_GIVEN REQUEST:_
Send back the entries below exactly as they appear.

(Recorded data)
================================

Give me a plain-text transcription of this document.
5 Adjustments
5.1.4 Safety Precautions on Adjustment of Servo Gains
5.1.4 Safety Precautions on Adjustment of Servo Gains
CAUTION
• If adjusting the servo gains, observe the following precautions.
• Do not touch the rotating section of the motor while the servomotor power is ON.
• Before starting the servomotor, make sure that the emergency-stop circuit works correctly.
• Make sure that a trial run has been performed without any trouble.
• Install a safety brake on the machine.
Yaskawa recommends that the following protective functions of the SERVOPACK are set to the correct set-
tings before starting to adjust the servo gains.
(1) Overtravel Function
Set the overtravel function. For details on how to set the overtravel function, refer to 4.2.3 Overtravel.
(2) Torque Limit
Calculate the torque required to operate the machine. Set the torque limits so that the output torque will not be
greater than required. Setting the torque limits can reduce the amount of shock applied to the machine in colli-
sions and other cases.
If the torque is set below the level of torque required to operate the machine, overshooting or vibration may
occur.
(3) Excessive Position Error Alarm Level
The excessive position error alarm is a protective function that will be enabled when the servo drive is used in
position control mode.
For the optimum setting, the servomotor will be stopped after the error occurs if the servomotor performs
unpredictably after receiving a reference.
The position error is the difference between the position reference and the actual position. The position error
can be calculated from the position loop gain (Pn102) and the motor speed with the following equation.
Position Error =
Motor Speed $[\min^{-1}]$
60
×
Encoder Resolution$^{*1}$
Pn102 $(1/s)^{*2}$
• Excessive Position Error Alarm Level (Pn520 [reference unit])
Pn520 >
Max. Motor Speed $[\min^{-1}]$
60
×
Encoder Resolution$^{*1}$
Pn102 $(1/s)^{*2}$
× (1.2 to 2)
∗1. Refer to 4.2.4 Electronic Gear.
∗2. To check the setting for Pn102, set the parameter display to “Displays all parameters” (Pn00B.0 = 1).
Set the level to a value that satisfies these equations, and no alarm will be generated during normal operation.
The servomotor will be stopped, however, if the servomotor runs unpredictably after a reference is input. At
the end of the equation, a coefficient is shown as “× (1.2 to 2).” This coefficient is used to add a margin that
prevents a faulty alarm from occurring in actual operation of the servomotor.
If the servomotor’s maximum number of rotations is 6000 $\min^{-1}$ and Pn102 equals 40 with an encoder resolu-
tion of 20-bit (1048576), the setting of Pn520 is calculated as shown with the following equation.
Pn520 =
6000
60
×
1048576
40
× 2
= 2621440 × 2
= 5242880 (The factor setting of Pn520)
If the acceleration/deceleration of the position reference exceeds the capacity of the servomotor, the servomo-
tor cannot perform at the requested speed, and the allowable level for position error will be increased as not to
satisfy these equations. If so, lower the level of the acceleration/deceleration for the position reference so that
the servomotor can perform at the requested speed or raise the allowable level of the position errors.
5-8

================================

_TASK OUTPUT:_
Give me a plain-text transcription of this document.
5 Adjustments
5.1.4 Safety Precautions on Adjustment of Servo Gains
5.1.4 Safety Precautions on Adjustment of Servo Gains
CAUTION
• If adjusting the servo gains, observe the following precautions.
• Do not touch the rotating section of the motor while the servomotor power is ON.
• Before starting the servomotor, make sure that the emergency-stop circuit works correctly.
• Make sure that a trial run has been performed without any trouble.
• Install a safety brake on the machine.
Yaskawa recommends that the following protective functions of the SERVOPACK are set to the correct set-
tings before starting to adjust the servo gains.
(1) Overtravel Function
Set the overtravel function. For details on how to set the overtravel function, refer to 4.2.3 Overtravel.
(2) Torque Limit
Calculate the torque required to operate the machine. Set the torque limits so that the output torque will not be
greater than required. Setting the torque limits can reduce the amount of shock applied to the machine in colli-
sions and other cases.
If the torque is set below the level of torque required to operate the machine, overshooting or vibration may
occur.
(3) Excessive Position Error Alarm Level
The excessive position error alarm is a protective function that will be enabled when the servo drive is used in
position control mode.
For the optimum setting, the servomotor will be stopped after the error occurs if the servomotor performs
unpredictably after receiving a reference.
The position error is the difference between the position reference and the actual position. The position error
can be calculated from the position loop gain (Pn102) and the motor speed with the following equation.
Position Error =
Motor Speed $[\min^{-1}]$
60
×
Encoder Resolution$^{*1}$
Pn102 $(1/s)^{*2}$
• Excessive Position Error Alarm Level (Pn520 [reference unit])
Pn520 >
Max. Motor Speed $[\min^{-1}]$
60
×
Encoder Resolution$^{*1}$
Pn102 $(1/s)^{*2}$
× (1.2 to 2)
∗1. Refer to 4.2.4 Electronic Gear.
∗2. To check the setting for Pn102, set the parameter display to “Displays all parameters” (Pn00B.0 = 1).
Set the level to a value that satisfies these equations, and no alarm will be generated during normal operation.
The servomotor will be stopped, however, if the servomotor runs unpredictably after a reference is input. At
the end of the equation, a coefficient is shown as “× (1.2 to 2).” This coefficient is used to add a margin that
prevents a faulty alarm from occurring in actual operation of the servomotor.
If the servomotor’s maximum number of rotations is 6000 $\min^{-1}$ and Pn102 equals 40 with an encoder resolu-
tion of 20-bit (1048576), the setting of Pn520 is calculated as shown with the following equation.
Pn520 =
6000
60
×
1048576
40
× 2
= 2621440 × 2
= 5242880 (The factor setting of Pn520)
If the acceleration/deceleration of the position reference exceeds the capacity of the servomotor, the servomo-
tor cannot perform at the requested speed, and the allowable level for position error will be increased as not to
satisfy these equations. If so, lower the level of the acceleration/deceleration for the position reference so that
the servomotor can perform at the requested speed or raise the allowable level of the position errors.
5-8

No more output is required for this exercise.